*** Opening of GIVEN PASSAGE ***
Mochai is a type of bean also known as field beans in English. You will find this as Val beans in Indian grocery stores across the US. Mochai Kuzhambu is a gravy dish made with Mochai beans. The search for these beans in the US must have been the longest one that I have ever undertaken to find a food item (ingredient or cooked dish).
mochai kuzhambuMochai Kuzhambu tastes somewhat similar to Puzhi Kuzhambu only that it has Mochai beans in it. An interesting fact about Mochai is that every part of the plant is edible, i.e., can be cooked and eaten. However, Indian recipes are predominantly made using the beans only. Also, Mochai is used to make Tofu and Tempeh (attention vegan lovers!).
mochai kuzhambuMochai Kuzhambu is one of the easiest dishes to make. It goes well with hot white rice and normally you don’t need a side dish since the Mochai beans serves as one. Mochai Kuzhambu also tastes good when had with Chappati or Dosa.
mochai kuzhambuHere is the recipe to Mochai Kuzhambu. Do try it in your home and let me know your thoughts.
*** Close of GIVEN PASSAGE ***
◆ **DIRECTIONS**
1 - Answer these questions about the Mochai Kuzhambu passage.
(a) Under what name are Mochai beans found in Indian grocery stores across the US?
(b) Which two foods does the passage say Mochai is used to make?
(c) Apart from hot white rice, what two items does Mochai Kuzhambu taste good with?
2 - Rewrite the part of the Mochai Kuzhambu passage that opens with "mochai kuzhambuMochai Kuzhambu is" and closes with "know your thoughts.", putting "steamed basmati rice" in place of "hot white rice".
The records have nothing to do with this.
*** Opening of RAW DATA ***
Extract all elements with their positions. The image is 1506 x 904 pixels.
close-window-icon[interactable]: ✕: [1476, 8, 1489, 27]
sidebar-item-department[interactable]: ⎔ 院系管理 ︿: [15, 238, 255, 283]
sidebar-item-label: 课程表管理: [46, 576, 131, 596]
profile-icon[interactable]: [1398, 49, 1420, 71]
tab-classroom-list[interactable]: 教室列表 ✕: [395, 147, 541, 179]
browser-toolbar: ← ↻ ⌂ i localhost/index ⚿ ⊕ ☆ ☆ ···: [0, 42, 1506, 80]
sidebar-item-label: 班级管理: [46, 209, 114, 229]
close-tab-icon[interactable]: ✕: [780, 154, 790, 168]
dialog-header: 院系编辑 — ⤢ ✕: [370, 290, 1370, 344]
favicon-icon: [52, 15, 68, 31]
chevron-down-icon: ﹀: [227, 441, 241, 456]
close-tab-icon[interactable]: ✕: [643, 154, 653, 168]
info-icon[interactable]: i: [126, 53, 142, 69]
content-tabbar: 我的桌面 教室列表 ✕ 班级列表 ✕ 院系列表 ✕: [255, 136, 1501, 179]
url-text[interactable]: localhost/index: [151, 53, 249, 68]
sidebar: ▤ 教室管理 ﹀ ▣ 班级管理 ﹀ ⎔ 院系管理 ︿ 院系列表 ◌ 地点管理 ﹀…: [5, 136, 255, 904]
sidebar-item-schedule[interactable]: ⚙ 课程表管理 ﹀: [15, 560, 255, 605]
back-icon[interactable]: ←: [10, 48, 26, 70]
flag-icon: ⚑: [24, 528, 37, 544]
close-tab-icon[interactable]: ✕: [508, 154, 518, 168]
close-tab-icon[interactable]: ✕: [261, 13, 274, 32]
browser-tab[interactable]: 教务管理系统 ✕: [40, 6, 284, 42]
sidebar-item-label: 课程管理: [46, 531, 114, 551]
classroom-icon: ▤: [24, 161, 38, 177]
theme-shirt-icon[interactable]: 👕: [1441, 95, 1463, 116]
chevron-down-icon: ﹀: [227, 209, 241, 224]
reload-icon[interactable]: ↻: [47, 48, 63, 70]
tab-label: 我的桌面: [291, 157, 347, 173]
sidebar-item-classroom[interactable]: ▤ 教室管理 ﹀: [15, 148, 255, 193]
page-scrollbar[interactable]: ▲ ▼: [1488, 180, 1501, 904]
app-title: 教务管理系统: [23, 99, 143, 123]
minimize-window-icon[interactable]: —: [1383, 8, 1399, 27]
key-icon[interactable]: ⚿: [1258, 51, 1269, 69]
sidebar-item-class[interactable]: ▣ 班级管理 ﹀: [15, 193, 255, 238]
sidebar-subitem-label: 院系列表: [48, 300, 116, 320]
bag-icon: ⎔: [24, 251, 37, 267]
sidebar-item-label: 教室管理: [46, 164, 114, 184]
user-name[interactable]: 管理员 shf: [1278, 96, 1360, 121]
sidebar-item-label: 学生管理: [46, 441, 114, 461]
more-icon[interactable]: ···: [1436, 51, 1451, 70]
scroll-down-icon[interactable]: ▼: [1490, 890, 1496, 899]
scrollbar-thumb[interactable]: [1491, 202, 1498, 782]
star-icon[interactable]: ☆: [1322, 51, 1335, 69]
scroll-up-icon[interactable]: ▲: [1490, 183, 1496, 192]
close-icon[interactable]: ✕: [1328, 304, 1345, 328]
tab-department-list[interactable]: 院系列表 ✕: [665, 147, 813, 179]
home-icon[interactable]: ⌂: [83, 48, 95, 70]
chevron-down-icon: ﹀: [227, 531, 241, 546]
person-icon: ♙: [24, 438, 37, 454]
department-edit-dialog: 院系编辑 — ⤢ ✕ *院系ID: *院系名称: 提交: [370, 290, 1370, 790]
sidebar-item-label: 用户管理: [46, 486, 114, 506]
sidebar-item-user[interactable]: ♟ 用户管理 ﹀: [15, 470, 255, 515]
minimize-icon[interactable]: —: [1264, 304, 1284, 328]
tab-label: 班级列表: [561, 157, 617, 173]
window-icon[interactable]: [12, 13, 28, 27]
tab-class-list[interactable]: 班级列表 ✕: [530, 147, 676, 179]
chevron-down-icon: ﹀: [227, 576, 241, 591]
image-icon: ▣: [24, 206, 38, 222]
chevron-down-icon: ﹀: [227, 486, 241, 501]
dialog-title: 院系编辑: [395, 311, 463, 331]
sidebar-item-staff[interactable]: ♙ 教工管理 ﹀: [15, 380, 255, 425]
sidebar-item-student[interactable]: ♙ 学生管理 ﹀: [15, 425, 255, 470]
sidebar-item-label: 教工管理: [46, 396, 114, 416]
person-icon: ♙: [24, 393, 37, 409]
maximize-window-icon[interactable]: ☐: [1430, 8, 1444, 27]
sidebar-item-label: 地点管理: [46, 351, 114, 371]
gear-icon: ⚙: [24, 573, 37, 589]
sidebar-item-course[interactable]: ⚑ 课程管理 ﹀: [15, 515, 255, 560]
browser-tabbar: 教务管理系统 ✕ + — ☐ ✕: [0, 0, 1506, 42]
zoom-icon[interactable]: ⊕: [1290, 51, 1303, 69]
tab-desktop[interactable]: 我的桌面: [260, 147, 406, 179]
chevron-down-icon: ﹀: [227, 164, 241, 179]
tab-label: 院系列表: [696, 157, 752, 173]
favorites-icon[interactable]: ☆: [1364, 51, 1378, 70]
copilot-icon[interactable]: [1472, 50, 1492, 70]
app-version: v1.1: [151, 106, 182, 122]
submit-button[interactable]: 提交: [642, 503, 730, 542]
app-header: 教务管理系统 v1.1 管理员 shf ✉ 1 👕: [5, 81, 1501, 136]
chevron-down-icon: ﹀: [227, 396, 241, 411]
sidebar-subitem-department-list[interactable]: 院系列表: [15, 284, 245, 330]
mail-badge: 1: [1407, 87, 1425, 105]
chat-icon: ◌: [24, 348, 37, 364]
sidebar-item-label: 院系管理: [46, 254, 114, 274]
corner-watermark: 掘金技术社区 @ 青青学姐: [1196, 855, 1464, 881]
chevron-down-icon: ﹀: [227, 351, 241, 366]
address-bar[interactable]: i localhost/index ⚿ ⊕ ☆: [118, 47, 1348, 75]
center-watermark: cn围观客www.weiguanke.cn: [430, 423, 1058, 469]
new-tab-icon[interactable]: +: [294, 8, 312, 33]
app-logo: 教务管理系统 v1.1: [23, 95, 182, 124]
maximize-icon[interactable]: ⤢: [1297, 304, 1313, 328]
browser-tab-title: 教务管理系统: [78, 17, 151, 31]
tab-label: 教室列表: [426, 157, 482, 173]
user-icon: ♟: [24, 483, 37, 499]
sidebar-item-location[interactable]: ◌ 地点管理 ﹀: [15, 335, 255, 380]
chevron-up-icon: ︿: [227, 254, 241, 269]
*** Close of RAW DATA ***
◆ **ANSWERS BY ITEM NUMBER**
1 -
(a) Val beans
(b) Tofu and Tempeh
(c) Chappati and Dosa

2 -
mochai kuzhambuMochai Kuzhambu is one of the easiest dishes to make. It goes well with steamed basmati rice and normally you don’t need a side dish since the Mochai beans serves as one. Mochai Kuzhambu also tastes good when had with Chappati or Dosa.
mochai kuzhambuHere is the recipe to Mochai Kuzhambu. Do try it in your home and let me know your thoughts.